* _INSTRUCTION_
Reproduce every entry exactly, without alteration.

* _PROVIDED ENTRIES_

-*-*-

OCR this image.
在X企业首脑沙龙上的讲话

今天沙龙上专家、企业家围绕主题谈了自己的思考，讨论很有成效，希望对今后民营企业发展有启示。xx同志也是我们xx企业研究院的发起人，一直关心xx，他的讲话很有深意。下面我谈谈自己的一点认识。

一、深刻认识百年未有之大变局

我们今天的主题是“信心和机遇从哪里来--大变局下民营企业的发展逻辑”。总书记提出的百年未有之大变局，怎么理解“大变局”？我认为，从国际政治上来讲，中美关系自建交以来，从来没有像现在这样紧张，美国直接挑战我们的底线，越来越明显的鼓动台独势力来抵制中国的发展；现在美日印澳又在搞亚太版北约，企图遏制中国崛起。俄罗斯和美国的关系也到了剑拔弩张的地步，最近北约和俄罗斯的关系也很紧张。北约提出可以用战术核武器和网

-*-*-

* _THE OUTPUT_
OCR this image.
在X企业首脑沙龙上的讲话

今天沙龙上专家、企业家围绕主题谈了自己的思考，讨论很有成效，希望对今后民营企业发展有启示。xx同志也是我们xx企业研究院的发起人，一直关心xx，他的讲话很有深意。下面我谈谈自己的一点认识。

一、深刻认识百年未有之大变局

我们今天的主题是“信心和机遇从哪里来--大变局下民营企业的发展逻辑”。总书记提出的百年未有之大变局，怎么理解“大变局”？我认为，从国际政治上来讲，中美关系自建交以来，从来没有像现在这样紧张，美国直接挑战我们的底线，越来越明显的鼓动台独势力来抵制中国的发展；现在美日印澳又在搞亚太版北约，企图遏制中国崛起。俄罗斯和美国的关系也到了剑拔弩张的地步，最近北约和俄罗斯的关系也很紧张。北约提出可以用战术核武器和网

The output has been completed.